Given exercise: Copy the data word for word, keeping every line.
:::::
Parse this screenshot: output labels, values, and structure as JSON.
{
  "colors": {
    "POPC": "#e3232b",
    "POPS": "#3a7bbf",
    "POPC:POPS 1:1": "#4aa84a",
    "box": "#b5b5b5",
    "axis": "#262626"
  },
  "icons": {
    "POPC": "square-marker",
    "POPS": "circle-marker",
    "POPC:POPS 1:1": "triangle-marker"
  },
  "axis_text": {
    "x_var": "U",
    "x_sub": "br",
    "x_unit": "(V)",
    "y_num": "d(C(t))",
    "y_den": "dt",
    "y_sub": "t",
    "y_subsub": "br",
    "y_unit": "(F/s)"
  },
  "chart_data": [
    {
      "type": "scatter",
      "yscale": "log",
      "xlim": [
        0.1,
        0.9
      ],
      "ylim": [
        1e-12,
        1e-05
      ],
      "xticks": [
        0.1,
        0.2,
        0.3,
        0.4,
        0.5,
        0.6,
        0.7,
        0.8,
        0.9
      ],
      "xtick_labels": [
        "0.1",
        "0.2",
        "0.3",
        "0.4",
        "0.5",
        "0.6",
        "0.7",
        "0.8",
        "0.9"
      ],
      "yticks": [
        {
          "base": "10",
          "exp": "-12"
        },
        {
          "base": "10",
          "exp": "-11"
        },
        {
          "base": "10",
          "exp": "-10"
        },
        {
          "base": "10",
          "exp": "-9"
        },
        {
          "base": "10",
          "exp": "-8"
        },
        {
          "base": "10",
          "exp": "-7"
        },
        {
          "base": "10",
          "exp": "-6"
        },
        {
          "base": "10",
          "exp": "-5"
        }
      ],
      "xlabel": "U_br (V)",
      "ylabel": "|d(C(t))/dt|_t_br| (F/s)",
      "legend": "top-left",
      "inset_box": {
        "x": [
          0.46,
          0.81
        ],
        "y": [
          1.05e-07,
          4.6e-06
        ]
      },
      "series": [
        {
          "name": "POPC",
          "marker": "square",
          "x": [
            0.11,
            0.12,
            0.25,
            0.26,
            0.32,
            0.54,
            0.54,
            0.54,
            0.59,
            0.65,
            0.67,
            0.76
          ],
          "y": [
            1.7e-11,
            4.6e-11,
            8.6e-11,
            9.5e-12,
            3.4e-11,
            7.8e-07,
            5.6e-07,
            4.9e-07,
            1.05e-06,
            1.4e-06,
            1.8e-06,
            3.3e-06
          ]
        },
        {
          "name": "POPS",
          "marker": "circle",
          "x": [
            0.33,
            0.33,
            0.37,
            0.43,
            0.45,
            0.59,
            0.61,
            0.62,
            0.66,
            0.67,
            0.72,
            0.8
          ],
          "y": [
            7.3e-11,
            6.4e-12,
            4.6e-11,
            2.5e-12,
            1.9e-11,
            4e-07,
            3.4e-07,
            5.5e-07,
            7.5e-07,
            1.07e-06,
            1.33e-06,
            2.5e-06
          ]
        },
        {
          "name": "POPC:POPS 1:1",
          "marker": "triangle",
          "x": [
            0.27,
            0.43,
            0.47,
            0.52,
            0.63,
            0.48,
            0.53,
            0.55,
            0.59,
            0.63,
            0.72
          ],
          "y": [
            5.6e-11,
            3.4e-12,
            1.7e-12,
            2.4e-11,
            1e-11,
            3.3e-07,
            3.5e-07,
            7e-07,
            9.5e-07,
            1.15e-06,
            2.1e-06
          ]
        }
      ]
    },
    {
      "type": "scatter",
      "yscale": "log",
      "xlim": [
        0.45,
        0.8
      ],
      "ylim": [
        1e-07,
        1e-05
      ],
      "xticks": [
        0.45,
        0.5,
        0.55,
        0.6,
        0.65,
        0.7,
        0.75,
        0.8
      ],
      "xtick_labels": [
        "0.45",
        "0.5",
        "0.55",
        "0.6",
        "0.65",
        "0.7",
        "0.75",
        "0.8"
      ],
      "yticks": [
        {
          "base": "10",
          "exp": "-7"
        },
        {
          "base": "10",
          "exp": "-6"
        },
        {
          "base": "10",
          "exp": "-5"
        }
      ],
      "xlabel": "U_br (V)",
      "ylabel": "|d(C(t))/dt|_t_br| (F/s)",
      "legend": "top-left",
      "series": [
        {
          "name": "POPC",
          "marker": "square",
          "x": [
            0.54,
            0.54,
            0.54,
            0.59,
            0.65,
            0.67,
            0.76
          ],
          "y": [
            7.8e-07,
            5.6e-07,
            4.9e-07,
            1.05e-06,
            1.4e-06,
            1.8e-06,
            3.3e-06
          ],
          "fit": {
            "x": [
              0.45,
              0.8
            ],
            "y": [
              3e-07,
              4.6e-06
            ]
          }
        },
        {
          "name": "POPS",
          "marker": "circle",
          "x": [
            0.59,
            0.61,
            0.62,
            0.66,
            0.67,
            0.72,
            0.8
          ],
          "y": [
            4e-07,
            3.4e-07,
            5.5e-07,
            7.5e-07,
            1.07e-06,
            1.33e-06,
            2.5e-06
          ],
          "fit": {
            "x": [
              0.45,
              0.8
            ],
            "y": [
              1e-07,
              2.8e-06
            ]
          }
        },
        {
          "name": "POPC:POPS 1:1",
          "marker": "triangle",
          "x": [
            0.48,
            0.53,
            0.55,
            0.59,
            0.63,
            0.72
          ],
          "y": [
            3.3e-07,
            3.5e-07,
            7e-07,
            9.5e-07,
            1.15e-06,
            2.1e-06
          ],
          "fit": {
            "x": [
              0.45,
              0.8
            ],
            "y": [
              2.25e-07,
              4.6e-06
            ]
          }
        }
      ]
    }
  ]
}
:::::
Exercise output:
Parse this screenshot: output labels, values, and structure as JSON.
{
  "colors": {
    "POPC": "#e3232b",
    "POPS": "#3a7bbf",
    "POPC:POPS 1:1": "#4aa84a",
    "box": "#b5b5b5",
    "axis": "#262626"
  },
  "icons": {
    "POPC": "square-marker",
    "POPS": "circle-marker",
    "POPC:POPS 1:1": "triangle-marker"
  },
  "axis_text": {
    "x_var": "U",
    "x_sub": "br",
    "x_unit": "(V)",
    "y_num": "d(C(t))",
    "y_den": "dt",
    "y_sub": "t",
    "y_subsub": "br",
    "y_unit": "(F/s)"
  },
  "chart_data": [
    {
      "type": "scatter",
      "yscale": "log",
      "xlim": [
        0.1,
        0.9
      ],
      "ylim": [
        1e-12,
        1e-05
      ],
      "xticks": [
        0.1,
        0.2,
        0.3,
        0.4,
        0.5,
        0.6,
        0.7,
        0.8,
        0.9
      ],
      "xtick_labels": [
        "0.1",
        "0.2",
        "0.3",
        "0.4",
        "0.5",
        "0.6",
        "0.7",
        "0.8",
        "0.9"
      ],
      "yticks": [
        {
          "base": "10",
          "exp": "-12"
        },
        {
          "base": "10",
          "exp": "-11"
        },
        {
          "base": "10",
          "exp": "-10"
        },
        {
          "base": "10",
          "exp": "-9"
        },
        {
          "base": "10",
          "exp": "-8"
        },
        {
          "base": "10",
          "exp": "-7"
        },
        {
          "base": "10",
          "exp": "-6"
        },
        {
          "base": "10",
          "exp": "-5"
        }
      ],
      "xlabel": "U_br (V)",
      "ylabel": "|d(C(t))/dt|_t_br| (F/s)",
      "legend": "top-left",
      "inset_box": {
        "x": [
          0.46,
          0.81
        ],
        "y": [
          1.05e-07,
          4.6e-06
        ]
      },
      "series": [
        {
          "name": "POPC",
          "marker": "square",
          "x": [
            0.11,
            0.12,
            0.25,
            0.26,
            0.32,
            0.54,
            0.54,
            0.54,
            0.59,
            0.65,
            0.67,
            0.76
          ],
          "y": [
            1.7e-11,
            4.6e-11,
            8.6e-11,
            9.5e-12,
            3.4e-11,
            7.8e-07,
            5.6e-07,
            4.9e-07,
            1.05e-06,
            1.4e-06,
            1.8e-06,
            3.3e-06
          ]
        },
        {
          "name": "POPS",
          "marker": "circle",
          "x": [
            0.33,
            0.33,
            0.37,
            0.43,
            0.45,
            0.59,
            0.61,
            0.62,
            0.66,
            0.67,
            0.72,
            0.8
          ],
          "y": [
            7.3e-11,
            6.4e-12,
            4.6e-11,
            2.5e-12,
            1.9e-11,
            4e-07,
            3.4e-07,
            5.5e-07,
            7.5e-07,
            1.07e-06,
            1.33e-06,
            2.5e-06
          ]
        },
        {
          "name": "POPC:POPS 1:1",
          "marker": "triangle",
          "x": [
            0.27,
            0.43,
            0.47,
            0.52,
            0.63,
            0.48,
            0.53,
            0.55,
            0.59,
            0.63,
            0.72
          ],
          "y": [
            5.6e-11,
            3.4e-12,
            1.7e-12,
            2.4e-11,
            1e-11,
            3.3e-07,
            3.5e-07,
            7e-07,
            9.5e-07,
            1.15e-06,
            2.1e-06
          ]
        }
      ]
    },
    {
      "type": "scatter",
      "yscale": "log",
      "xlim": [
        0.45,
        0.8
      ],
      "ylim": [
        1e-07,
        1e-05
      ],
      "xticks": [
        0.45,
        0.5,
        0.55,
        0.6,
        0.65,
        0.7,
        0.75,
        0.8
      ],
      "xtick_labels": [
        "0.45",
        "0.5",
        "0.55",
        "0.6",
        "0.65",
        "0.7",
        "0.75",
        "0.8"
      ],
      "yticks": [
        {
          "base": "10",
          "exp": "-7"
        },
        {
          "base": "10",
          "exp": "-6"
        },
        {
          "base": "10",
          "exp": "-5"
        }
      ],
      "xlabel": "U_br (V)",
      "ylabel": "|d(C(t))/dt|_t_br| (F/s)",
      "legend": "top-left",
      "series": [
        {
          "name": "POPC",
          "marker": "square",
          "x": [
            0.54,
            0.54,
            0.54,
            0.59,
            0.65,
            0.67,
            0.76
          ],
          "y": [
            7.8e-07,
            5.6e-07,
            4.9e-07,
            1.05e-06,
            1.4e-06,
            1.8e-06,
            3.3e-06
          ],
          "fit": {
            "x": [
              0.45,
              0.8
            ],
            "y": [
              3e-07,
              4.6e-06
            ]
          }
        },
        {
          "name": "POPS",
          "marker": "circle",
          "x": [
            0.59,
            0.61,
            0.62,
            0.66,
            0.67,
            0.72,
            0.8
          ],
          "y": [
            4e-07,
            3.4e-07,
            5.5e-07,
            7.5e-07,
            1.07e-06,
            1.33e-06,
            2.5e-06
          ],
          "fit": {
            "x": [
              0.45,
              0.8
            ],
            "y": [
              1e-07,
              2.8e-06
            ]
          }
        },
        {
          "name": "POPC:POPS 1:1",
          "marker": "triangle",
          "x": [
            0.48,
            0.53,
            0.55,
            0.59,
            0.63,
            0.72
          ],
          "y": [
            3.3e-07,
            3.5e-07,
            7e-07,
            9.5e-07,
            1.15e-06,
            2.1e-06
          ],
          "fit": {
            "x": [
              0.45,
              0.8
            ],
            "y": [
              2.25e-07,
              4.6e-06
            ]
          }
        }
      ]
    }
  ]
}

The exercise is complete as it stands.